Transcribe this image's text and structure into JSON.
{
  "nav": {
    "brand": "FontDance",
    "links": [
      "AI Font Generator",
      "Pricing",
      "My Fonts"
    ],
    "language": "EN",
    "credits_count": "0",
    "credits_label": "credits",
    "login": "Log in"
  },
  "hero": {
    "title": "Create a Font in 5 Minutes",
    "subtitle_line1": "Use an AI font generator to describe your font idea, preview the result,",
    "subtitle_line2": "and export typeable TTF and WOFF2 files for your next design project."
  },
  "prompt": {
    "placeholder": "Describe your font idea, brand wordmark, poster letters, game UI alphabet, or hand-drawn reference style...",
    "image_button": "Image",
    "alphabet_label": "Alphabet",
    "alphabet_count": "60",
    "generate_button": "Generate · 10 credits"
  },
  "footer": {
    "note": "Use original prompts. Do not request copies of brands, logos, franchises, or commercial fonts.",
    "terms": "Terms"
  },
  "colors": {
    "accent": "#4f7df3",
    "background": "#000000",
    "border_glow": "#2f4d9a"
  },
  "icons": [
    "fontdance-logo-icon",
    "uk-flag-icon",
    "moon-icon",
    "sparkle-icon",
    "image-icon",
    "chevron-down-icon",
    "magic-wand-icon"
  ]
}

Exercise brief | Isolate each line of the listing above that includes "idea". Copy it.

Task answer |
    "subtitle_line1": "Use an AI font generator to describe your font idea, preview the result,",
    "placeholder": "Describe your font idea, brand wordmark, poster letters, game UI alphabet, or hand-drawn reference style...",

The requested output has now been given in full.